_WHAT IS EXPECTED_. Print the data that follows exactly.
--- start of DATA SUPPLIED ---
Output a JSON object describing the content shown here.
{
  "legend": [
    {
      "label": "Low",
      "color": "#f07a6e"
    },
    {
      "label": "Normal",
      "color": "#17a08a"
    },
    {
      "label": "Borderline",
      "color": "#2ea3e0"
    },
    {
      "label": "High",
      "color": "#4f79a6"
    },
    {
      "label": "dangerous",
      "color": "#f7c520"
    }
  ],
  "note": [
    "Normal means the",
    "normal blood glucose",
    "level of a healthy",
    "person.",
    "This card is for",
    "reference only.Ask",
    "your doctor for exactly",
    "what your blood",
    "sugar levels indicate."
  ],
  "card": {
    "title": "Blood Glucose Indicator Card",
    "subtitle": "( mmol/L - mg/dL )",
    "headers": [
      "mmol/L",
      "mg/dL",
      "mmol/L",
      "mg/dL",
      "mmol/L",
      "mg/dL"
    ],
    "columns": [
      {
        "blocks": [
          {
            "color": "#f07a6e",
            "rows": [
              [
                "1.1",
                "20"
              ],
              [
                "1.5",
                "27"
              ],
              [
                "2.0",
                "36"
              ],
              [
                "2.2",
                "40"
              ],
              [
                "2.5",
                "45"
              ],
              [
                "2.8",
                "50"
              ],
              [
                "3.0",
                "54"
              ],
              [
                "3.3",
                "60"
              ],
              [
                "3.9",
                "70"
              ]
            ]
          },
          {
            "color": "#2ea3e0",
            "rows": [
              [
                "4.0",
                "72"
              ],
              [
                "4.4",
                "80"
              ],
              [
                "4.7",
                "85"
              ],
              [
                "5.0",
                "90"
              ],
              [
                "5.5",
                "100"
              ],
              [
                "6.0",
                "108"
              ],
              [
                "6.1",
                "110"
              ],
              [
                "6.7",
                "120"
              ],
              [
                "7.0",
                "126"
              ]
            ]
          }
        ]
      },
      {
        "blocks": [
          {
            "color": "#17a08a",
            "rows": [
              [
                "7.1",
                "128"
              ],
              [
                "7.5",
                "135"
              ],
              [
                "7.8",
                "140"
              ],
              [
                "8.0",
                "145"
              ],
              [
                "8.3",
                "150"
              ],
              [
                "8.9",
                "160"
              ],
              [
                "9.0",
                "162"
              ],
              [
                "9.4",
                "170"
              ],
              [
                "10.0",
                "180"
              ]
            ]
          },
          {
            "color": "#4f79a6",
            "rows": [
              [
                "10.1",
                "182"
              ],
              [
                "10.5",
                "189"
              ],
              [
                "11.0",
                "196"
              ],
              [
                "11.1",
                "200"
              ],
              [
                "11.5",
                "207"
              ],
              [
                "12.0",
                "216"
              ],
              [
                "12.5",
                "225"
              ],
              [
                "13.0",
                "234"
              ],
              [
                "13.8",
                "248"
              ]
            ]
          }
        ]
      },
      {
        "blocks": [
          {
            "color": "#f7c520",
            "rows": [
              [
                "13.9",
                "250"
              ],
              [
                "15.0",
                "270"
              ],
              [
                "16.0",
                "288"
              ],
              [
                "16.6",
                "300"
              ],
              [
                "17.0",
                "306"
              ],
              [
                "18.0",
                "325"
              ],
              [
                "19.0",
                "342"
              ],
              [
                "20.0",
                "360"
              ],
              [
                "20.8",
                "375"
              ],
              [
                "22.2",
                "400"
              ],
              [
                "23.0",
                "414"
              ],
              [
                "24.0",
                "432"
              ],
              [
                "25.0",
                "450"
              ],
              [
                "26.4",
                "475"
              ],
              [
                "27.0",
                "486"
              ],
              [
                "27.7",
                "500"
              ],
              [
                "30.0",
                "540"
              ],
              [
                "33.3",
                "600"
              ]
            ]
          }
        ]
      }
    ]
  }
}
--- end of DATA SUPPLIED ---
_COMPLETED TASK_.
Output a JSON object describing the content shown here.
{
  "legend": [
    {
      "label": "Low",
      "color": "#f07a6e"
    },
    {
      "label": "Normal",
      "color": "#17a08a"
    },
    {
      "label": "Borderline",
      "color": "#2ea3e0"
    },
    {
      "label": "High",
      "color": "#4f79a6"
    },
    {
      "label": "dangerous",
      "color": "#f7c520"
    }
  ],
  "note": [
    "Normal means the",
    "normal blood glucose",
    "level of a healthy",
    "person.",
    "This card is for",
    "reference only.Ask",
    "your doctor for exactly",
    "what your blood",
    "sugar levels indicate."
  ],
  "card": {
    "title": "Blood Glucose Indicator Card",
    "subtitle": "( mmol/L - mg/dL )",
    "headers": [
      "mmol/L",
      "mg/dL",
      "mmol/L",
      "mg/dL",
      "mmol/L",
      "mg/dL"
    ],
    "columns": [
      {
        "blocks": [
          {
            "color": "#f07a6e",
            "rows": [
              [
                "1.1",
                "20"
              ],
              [
                "1.5",
                "27"
              ],
              [
                "2.0",
                "36"
              ],
              [
                "2.2",
                "40"
              ],
              [
                "2.5",
                "45"
              ],
              [
                "2.8",
                "50"
              ],
              [
                "3.0",
                "54"
              ],
              [
                "3.3",
                "60"
              ],
              [
                "3.9",
                "70"
              ]
            ]
          },
          {
            "color": "#2ea3e0",
            "rows": [
              [
                "4.0",
                "72"
              ],
              [
                "4.4",
                "80"
              ],
              [
                "4.7",
                "85"
              ],
              [
                "5.0",
                "90"
              ],
              [
                "5.5",
                "100"
              ],
              [
                "6.0",
                "108"
              ],
              [
                "6.1",
                "110"
              ],
              [
                "6.7",
                "120"
              ],
              [
                "7.0",
                "126"
              ]
            ]
          }
        ]
      },
      {
        "blocks": [
          {
            "color": "#17a08a",
            "rows": [
              [
                "7.1",
                "128"
              ],
              [
                "7.5",
                "135"
              ],
              [
                "7.8",
                "140"
              ],
              [
                "8.0",
                "145"
              ],
              [
                "8.3",
                "150"
              ],
              [
                "8.9",
                "160"
              ],
              [
                "9.0",
                "162"
              ],
              [
                "9.4",
                "170"
              ],
              [
                "10.0",
                "180"
              ]
            ]
          },
          {
            "color": "#4f79a6",
            "rows": [
              [
                "10.1",
                "182"
              ],
              [
                "10.5",
                "189"
              ],
              [
                "11.0",
                "196"
              ],
              [
                "11.1",
                "200"
              ],
              [
                "11.5",
                "207"
              ],
              [
                "12.0",
                "216"
              ],
              [
                "12.5",
                "225"
              ],
              [
                "13.0",
                "234"
              ],
              [
                "13.8",
                "248"
              ]
            ]
          }
        ]
      },
      {
        "blocks": [
          {
            "color": "#f7c520",
            "rows": [
              [
                "13.9",
                "250"
              ],
              [
                "15.0",
                "270"
              ],
              [
                "16.0",
                "288"
              ],
              [
                "16.6",
                "300"
              ],
              [
                "17.0",
                "306"
              ],
              [
                "18.0",
                "325"
              ],
              [
                "19.0",
                "342"
              ],
              [
                "20.0",
                "360"
              ],
              [
                "20.8",
                "375"
              ],
              [
                "22.2",
                "400"
              ],
              [
                "23.0",
                "414"
              ],
              [
                "24.0",
                "432"
              ],
              [
                "25.0",
                "450"
              ],
              [
                "26.4",
                "475"
              ],
              [
                "27.0",
                "486"
              ],
              [
                "27.7",
                "500"
              ],
              [
                "30.0",
                "540"
              ],
              [
                "33.3",
                "600"
              ]
            ]
          }
        ]
      }
    ]
  }
}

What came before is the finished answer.